** START **

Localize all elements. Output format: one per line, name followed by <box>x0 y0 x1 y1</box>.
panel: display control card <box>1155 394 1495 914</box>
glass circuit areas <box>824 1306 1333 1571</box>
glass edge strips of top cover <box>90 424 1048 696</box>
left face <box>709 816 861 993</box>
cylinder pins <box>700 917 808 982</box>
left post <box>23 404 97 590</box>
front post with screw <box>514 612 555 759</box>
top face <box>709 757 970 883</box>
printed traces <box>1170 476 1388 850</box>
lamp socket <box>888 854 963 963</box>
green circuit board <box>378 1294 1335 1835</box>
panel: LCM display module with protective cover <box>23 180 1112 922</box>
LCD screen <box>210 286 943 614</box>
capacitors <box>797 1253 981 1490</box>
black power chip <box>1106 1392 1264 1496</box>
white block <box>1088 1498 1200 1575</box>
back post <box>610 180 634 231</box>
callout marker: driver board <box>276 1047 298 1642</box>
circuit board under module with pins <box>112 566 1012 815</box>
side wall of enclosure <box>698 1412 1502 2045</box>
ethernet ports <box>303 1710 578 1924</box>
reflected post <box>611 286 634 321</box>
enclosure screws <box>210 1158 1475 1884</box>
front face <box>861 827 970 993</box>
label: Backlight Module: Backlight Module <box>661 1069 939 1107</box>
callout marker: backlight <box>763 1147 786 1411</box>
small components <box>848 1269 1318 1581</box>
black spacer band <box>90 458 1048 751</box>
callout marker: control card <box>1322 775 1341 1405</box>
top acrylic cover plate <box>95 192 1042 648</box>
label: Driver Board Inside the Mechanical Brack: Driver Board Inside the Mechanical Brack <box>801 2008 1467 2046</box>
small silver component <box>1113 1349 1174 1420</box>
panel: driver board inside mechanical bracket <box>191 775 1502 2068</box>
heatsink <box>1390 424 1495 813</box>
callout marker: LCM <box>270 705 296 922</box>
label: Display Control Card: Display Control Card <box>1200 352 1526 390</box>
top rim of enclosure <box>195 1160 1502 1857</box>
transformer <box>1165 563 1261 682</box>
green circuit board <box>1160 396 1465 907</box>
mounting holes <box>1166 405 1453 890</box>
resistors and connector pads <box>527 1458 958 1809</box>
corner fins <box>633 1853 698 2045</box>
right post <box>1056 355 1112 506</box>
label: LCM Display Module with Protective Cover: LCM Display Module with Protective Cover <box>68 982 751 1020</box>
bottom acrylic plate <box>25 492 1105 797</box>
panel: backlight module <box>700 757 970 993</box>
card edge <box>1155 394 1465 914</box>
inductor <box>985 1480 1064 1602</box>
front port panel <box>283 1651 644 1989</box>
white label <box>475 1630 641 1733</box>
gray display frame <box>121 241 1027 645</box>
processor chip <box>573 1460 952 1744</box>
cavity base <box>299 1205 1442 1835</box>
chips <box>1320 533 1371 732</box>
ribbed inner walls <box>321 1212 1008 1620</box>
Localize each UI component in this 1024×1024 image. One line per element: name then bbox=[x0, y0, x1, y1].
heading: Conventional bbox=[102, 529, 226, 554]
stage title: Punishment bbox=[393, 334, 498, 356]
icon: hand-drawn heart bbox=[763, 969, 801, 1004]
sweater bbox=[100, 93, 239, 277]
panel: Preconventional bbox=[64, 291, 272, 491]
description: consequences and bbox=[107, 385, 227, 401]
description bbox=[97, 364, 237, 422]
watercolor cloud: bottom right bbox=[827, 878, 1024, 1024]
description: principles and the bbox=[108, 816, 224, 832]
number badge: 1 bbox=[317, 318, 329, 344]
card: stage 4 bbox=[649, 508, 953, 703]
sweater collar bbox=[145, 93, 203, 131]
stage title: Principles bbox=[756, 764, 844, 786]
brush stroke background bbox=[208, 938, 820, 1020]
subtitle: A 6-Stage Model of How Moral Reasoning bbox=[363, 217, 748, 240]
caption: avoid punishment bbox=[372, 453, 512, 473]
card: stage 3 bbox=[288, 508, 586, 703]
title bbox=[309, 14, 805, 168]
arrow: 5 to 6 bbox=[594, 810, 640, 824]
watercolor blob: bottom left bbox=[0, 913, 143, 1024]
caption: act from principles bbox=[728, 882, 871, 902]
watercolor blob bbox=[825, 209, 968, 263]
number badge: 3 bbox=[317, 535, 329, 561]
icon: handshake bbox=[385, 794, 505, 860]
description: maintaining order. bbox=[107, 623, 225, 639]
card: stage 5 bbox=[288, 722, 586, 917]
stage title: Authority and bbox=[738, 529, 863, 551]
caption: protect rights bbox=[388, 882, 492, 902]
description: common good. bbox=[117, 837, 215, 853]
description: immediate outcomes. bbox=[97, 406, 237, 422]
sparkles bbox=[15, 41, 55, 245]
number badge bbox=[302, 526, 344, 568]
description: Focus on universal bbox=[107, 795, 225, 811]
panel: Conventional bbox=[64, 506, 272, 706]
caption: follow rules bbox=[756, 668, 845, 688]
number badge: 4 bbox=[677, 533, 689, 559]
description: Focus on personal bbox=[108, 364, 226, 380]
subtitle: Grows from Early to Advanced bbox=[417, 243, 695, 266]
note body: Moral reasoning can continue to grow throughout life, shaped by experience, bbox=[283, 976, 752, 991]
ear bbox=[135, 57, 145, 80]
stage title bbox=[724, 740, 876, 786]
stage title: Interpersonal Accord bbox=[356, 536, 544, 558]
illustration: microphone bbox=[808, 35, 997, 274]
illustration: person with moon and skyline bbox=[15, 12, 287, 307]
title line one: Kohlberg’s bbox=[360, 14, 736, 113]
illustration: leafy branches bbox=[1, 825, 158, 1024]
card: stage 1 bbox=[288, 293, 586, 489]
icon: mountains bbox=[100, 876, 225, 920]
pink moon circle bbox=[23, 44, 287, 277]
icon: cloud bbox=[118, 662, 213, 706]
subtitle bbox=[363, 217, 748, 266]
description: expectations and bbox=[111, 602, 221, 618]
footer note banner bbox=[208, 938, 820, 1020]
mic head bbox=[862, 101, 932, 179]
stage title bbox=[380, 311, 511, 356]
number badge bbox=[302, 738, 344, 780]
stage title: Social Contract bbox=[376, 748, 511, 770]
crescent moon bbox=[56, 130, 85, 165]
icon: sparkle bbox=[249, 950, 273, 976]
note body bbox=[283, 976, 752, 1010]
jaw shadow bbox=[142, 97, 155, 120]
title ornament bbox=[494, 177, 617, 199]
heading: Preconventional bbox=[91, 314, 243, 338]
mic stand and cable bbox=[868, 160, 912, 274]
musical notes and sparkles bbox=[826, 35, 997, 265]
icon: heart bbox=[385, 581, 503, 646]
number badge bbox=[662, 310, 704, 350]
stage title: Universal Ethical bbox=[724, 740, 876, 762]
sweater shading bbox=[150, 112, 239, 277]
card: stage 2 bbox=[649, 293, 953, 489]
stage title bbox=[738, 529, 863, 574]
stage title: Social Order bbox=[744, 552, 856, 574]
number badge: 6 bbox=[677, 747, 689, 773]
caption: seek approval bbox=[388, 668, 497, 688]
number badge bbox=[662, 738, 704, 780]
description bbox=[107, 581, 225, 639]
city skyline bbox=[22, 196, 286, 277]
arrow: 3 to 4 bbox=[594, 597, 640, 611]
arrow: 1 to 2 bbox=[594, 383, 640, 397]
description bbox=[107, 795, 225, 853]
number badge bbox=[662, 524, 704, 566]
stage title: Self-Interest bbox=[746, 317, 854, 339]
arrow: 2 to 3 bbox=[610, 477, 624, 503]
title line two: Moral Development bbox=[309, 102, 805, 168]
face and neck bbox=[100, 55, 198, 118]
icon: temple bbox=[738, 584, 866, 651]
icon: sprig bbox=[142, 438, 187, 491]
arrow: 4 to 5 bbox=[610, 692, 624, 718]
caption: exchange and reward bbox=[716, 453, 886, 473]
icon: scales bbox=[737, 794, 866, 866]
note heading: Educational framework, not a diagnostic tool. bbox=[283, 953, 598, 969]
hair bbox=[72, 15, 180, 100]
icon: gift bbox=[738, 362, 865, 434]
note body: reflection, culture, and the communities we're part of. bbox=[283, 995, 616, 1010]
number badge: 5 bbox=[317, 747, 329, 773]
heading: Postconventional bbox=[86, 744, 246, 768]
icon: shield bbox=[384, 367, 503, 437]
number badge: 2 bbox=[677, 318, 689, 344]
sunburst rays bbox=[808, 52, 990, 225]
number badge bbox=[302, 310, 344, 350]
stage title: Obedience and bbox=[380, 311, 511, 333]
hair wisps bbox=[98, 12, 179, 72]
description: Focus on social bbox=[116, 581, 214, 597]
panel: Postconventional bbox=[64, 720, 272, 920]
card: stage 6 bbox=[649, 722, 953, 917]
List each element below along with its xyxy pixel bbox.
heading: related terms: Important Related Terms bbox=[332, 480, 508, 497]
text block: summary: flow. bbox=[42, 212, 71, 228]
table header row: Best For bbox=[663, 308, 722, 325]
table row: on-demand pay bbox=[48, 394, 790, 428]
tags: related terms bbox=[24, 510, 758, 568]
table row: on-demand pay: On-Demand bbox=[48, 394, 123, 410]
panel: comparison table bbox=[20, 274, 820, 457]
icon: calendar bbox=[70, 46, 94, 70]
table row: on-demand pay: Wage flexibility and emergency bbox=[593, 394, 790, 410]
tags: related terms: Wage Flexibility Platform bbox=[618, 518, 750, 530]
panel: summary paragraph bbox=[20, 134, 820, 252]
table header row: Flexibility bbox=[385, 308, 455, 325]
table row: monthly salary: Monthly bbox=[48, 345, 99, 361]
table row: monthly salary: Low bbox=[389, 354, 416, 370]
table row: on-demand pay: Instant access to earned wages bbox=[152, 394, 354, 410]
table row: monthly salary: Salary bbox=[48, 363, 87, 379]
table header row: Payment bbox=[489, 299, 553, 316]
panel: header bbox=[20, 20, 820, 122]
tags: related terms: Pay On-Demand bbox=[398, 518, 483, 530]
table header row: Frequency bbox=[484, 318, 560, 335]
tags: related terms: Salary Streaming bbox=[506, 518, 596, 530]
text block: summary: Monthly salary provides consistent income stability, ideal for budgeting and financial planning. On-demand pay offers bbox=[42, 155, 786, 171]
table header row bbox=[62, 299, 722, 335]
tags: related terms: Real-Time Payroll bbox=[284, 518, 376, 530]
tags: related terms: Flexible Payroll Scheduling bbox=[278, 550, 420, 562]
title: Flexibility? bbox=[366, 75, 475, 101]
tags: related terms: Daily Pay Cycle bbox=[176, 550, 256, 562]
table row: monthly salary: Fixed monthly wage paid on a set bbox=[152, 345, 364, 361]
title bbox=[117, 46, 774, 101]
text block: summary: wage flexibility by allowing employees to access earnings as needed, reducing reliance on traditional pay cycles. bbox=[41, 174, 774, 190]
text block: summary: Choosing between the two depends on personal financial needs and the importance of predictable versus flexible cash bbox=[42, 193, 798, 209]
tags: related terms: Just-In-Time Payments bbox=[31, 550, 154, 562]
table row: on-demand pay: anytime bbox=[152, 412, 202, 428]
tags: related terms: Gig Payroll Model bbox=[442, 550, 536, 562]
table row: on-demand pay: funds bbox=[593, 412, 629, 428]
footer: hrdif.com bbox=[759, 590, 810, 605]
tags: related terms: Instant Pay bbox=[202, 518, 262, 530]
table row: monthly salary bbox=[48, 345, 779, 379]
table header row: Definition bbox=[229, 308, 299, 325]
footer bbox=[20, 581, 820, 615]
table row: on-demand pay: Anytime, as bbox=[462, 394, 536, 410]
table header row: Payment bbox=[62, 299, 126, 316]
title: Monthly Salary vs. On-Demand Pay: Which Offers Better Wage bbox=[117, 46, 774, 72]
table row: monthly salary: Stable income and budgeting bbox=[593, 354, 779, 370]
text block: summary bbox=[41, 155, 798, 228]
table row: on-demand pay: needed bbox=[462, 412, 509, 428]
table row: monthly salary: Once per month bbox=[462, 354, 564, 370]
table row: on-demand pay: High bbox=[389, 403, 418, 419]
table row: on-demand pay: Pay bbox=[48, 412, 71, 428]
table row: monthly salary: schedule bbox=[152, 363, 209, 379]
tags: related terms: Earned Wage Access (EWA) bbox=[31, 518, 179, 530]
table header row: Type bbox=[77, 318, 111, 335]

** END **

TASK TO COMPLETE » Rewrite the data as a numbered list, starting with its first line and ending with the line that contains "reflected post <box>611 286 634 321</box>", including that line. Leave out any blank lines.

WORKED ANSWER »
1. Localize all elements. Output format: one per line, name followed by <box>x0 y0 x1 y1</box>.
2. panel: display control card <box>1155 394 1495 914</box>
3. glass circuit areas <box>824 1306 1333 1571</box>
4. glass edge strips of top cover <box>90 424 1048 696</box>
5. left face <box>709 816 861 993</box>
6. cylinder pins <box>700 917 808 982</box>
7. left post <box>23 404 97 590</box>
8. front post with screw <box>514 612 555 759</box>
9. top face <box>709 757 970 883</box>
10. printed traces <box>1170 476 1388 850</box>
11. lamp socket <box>888 854 963 963</box>
12. green circuit board <box>378 1294 1335 1835</box>
13. panel: LCM display module with protective cover <box>23 180 1112 922</box>
14. LCD screen <box>210 286 943 614</box>
15. capacitors <box>797 1253 981 1490</box>
16. black power chip <box>1106 1392 1264 1496</box>
17. white block <box>1088 1498 1200 1575</box>
18. back post <box>610 180 634 231</box>
19. callout marker: driver board <box>276 1047 298 1642</box>
20. circuit board under module with pins <box>112 566 1012 815</box>
21. side wall of enclosure <box>698 1412 1502 2045</box>
22. ethernet ports <box>303 1710 578 1924</box>
23. reflected post <box>611 286 634 321</box>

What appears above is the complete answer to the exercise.